What you have to do
Print the full listing exactly.

----

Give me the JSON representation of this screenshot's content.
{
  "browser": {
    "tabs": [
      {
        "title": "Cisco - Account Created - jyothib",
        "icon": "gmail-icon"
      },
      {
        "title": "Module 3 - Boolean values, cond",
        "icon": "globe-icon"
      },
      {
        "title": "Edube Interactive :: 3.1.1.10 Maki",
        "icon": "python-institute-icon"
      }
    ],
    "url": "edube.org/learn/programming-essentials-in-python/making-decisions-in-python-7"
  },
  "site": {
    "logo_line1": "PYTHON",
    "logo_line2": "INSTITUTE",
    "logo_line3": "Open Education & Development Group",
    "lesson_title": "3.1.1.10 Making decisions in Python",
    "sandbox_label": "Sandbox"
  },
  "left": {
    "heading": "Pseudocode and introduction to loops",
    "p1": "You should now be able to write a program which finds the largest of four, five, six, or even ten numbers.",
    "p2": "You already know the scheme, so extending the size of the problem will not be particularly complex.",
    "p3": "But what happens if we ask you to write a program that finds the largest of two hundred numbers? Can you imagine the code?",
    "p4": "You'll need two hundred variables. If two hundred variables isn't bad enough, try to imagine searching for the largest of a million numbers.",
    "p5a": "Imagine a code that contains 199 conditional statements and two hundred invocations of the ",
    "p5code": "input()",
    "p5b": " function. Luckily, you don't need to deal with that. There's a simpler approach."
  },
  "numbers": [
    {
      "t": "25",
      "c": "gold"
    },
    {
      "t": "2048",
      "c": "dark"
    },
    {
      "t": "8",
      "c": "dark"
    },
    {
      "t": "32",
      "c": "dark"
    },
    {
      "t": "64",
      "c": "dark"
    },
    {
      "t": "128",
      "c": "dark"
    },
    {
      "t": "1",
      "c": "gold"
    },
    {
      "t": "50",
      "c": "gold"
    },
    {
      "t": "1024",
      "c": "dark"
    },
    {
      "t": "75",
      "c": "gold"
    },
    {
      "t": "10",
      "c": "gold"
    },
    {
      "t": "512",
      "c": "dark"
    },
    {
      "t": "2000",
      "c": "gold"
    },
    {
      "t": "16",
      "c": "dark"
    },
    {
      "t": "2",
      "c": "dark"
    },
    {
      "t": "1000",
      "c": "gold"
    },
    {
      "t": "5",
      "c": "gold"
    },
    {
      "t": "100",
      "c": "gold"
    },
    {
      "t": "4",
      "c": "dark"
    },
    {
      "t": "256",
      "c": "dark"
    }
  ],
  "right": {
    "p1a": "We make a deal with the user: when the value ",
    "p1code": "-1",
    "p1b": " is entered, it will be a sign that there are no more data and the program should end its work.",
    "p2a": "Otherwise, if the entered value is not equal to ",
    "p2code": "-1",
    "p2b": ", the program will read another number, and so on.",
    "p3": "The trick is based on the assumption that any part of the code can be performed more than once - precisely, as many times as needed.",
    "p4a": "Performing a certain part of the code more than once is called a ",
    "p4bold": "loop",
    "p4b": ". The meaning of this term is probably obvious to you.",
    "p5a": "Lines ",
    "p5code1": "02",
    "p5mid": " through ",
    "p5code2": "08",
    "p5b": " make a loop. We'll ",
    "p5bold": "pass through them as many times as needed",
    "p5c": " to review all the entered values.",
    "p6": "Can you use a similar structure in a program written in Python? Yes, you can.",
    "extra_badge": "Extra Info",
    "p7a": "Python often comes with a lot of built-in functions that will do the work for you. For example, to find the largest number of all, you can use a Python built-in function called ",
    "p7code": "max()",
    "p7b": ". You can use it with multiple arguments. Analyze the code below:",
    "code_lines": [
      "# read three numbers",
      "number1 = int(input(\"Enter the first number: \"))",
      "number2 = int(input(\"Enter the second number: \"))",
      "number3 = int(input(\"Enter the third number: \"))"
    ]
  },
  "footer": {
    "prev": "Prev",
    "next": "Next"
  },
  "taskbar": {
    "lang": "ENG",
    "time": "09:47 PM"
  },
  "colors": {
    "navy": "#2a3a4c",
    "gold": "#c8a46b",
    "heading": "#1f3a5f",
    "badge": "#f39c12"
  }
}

----

Correct response
Give me the JSON representation of this screenshot's content.
{
  "browser": {
    "tabs": [
      {
        "title": "Cisco - Account Created - jyothib",
        "icon": "gmail-icon"
      },
      {
        "title": "Module 3 - Boolean values, cond",
        "icon": "globe-icon"
      },
      {
        "title": "Edube Interactive :: 3.1.1.10 Maki",
        "icon": "python-institute-icon"
      }
    ],
    "url": "edube.org/learn/programming-essentials-in-python/making-decisions-in-python-7"
  },
  "site": {
    "logo_line1": "PYTHON",
    "logo_line2": "INSTITUTE",
    "logo_line3": "Open Education & Development Group",
    "lesson_title": "3.1.1.10 Making decisions in Python",
    "sandbox_label": "Sandbox"
  },
  "left": {
    "heading": "Pseudocode and introduction to loops",
    "p1": "You should now be able to write a program which finds the largest of four, five, six, or even ten numbers.",
    "p2": "You already know the scheme, so extending the size of the problem will not be particularly complex.",
    "p3": "But what happens if we ask you to write a program that finds the largest of two hundred numbers? Can you imagine the code?",
    "p4": "You'll need two hundred variables. If two hundred variables isn't bad enough, try to imagine searching for the largest of a million numbers.",
    "p5a": "Imagine a code that contains 199 conditional statements and two hundred invocations of the ",
    "p5code": "input()",
    "p5b": " function. Luckily, you don't need to deal with that. There's a simpler approach."
  },
  "numbers": [
    {
      "t": "25",
      "c": "gold"
    },
    {
      "t": "2048",
      "c": "dark"
    },
    {
      "t": "8",
      "c": "dark"
    },
    {
      "t": "32",
      "c": "dark"
    },
    {
      "t": "64",
      "c": "dark"
    },
    {
      "t": "128",
      "c": "dark"
    },
    {
      "t": "1",
      "c": "gold"
    },
    {
      "t": "50",
      "c": "gold"
    },
    {
      "t": "1024",
      "c": "dark"
    },
    {
      "t": "75",
      "c": "gold"
    },
    {
      "t": "10",
      "c": "gold"
    },
    {
      "t": "512",
      "c": "dark"
    },
    {
      "t": "2000",
      "c": "gold"
    },
    {
      "t": "16",
      "c": "dark"
    },
    {
      "t": "2",
      "c": "dark"
    },
    {
      "t": "1000",
      "c": "gold"
    },
    {
      "t": "5",
      "c": "gold"
    },
    {
      "t": "100",
      "c": "gold"
    },
    {
      "t": "4",
      "c": "dark"
    },
    {
      "t": "256",
      "c": "dark"
    }
  ],
  "right": {
    "p1a": "We make a deal with the user: when the value ",
    "p1code": "-1",
    "p1b": " is entered, it will be a sign that there are no more data and the program should end its work.",
    "p2a": "Otherwise, if the entered value is not equal to ",
    "p2code": "-1",
    "p2b": ", the program will read another number, and so on.",
    "p3": "The trick is based on the assumption that any part of the code can be performed more than once - precisely, as many times as needed.",
    "p4a": "Performing a certain part of the code more than once is called a ",
    "p4bold": "loop",
    "p4b": ". The meaning of this term is probably obvious to you.",
    "p5a": "Lines ",
    "p5code1": "02",
    "p5mid": " through ",
    "p5code2": "08",
    "p5b": " make a loop. We'll ",
    "p5bold": "pass through them as many times as needed",
    "p5c": " to review all the entered values.",
    "p6": "Can you use a similar structure in a program written in Python? Yes, you can.",
    "extra_badge": "Extra Info",
    "p7a": "Python often comes with a lot of built-in functions that will do the work for you. For example, to find the largest number of all, you can use a Python built-in function called ",
    "p7code": "max()",
    "p7b": ". You can use it with multiple arguments. Analyze the code below:",
    "code_lines": [
      "# read three numbers",
      "number1 = int(input(\"Enter the first number: \"))",
      "number2 = int(input(\"Enter the second number: \"))",
      "number3 = int(input(\"Enter the third number: \"))"
    ]
  },
  "footer": {
    "prev": "Prev",
    "next": "Next"
  },
  "taskbar": {
    "lang": "ENG",
    "time": "09:47 PM"
  },
  "colors": {
    "navy": "#2a3a4c",
    "gold": "#c8a46b",
    "heading": "#1f3a5f",
    "badge": "#f39c12"
  }
}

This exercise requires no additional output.